» Record excerpts:
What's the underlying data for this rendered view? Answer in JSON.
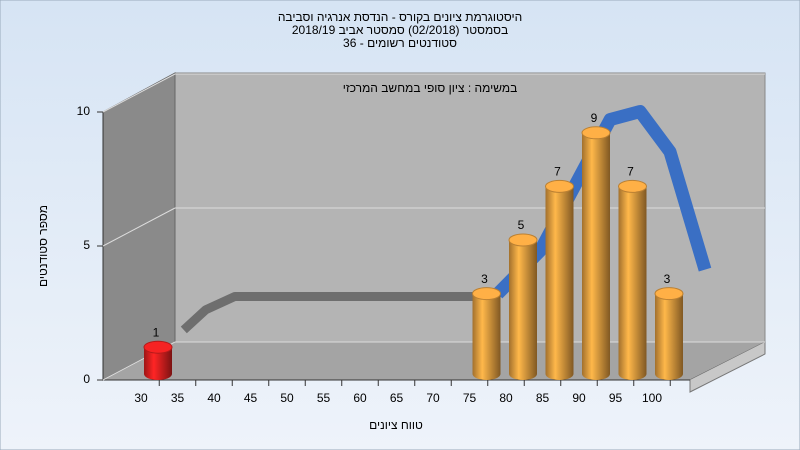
{
  "chart_data": {
    "type": "bar",
    "title": [
      "היסטוגרמת ציונים בקורס - הנדסת אנרגיה וסביבה",
      "בסמסטר  (02/2018)  סמסטר אביב 2018/19",
      "סטודנטים רשומים - 36"
    ],
    "subtitle": "במשימה : ציון סופי במחשב המרכזי",
    "x_label": "טווח ציונים",
    "y_label": "מספר סטודנטים",
    "categories": [
      "30",
      "35",
      "40",
      "45",
      "50",
      "55",
      "60",
      "65",
      "70",
      "75",
      "80",
      "85",
      "90",
      "95",
      "100"
    ],
    "values": [
      1,
      0,
      0,
      0,
      0,
      0,
      0,
      0,
      0,
      3,
      5,
      7,
      9,
      7,
      3
    ],
    "colors": [
      "#e02020",
      "#e8a040",
      "#e8a040",
      "#e8a040",
      "#e8a040",
      "#e8a040",
      "#e8a040",
      "#e8a040",
      "#e8a040",
      "#e8a040",
      "#e8a040",
      "#e8a040",
      "#e8a040",
      "#e8a040",
      "#e8a040"
    ],
    "ylim": [
      0,
      10
    ],
    "yticks": [
      0,
      5,
      10
    ],
    "grid": true,
    "curves": [
      {
        "color": "#6e6e6e",
        "x": [
          26,
          29,
          33,
          66,
          69
        ],
        "values": [
          0.45,
          1.2,
          1.7,
          1.7,
          1.8
        ]
      },
      {
        "color": "#3a6fc4",
        "x": [
          69,
          74.8,
          84.4,
          88.5,
          92.6,
          97.4
        ],
        "values": [
          1.8,
          3.4,
          8.3,
          8.6,
          7.1,
          2.7
        ]
      }
    ]
  }
}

» Task to carry out: Check each line above for the word "ציונים" and copy the ones that have it.

» Result below:
      "היסטוגרמת ציונים בקורס - הנדסת אנרגיה וסביבה",
    "x_label": "טווח ציונים",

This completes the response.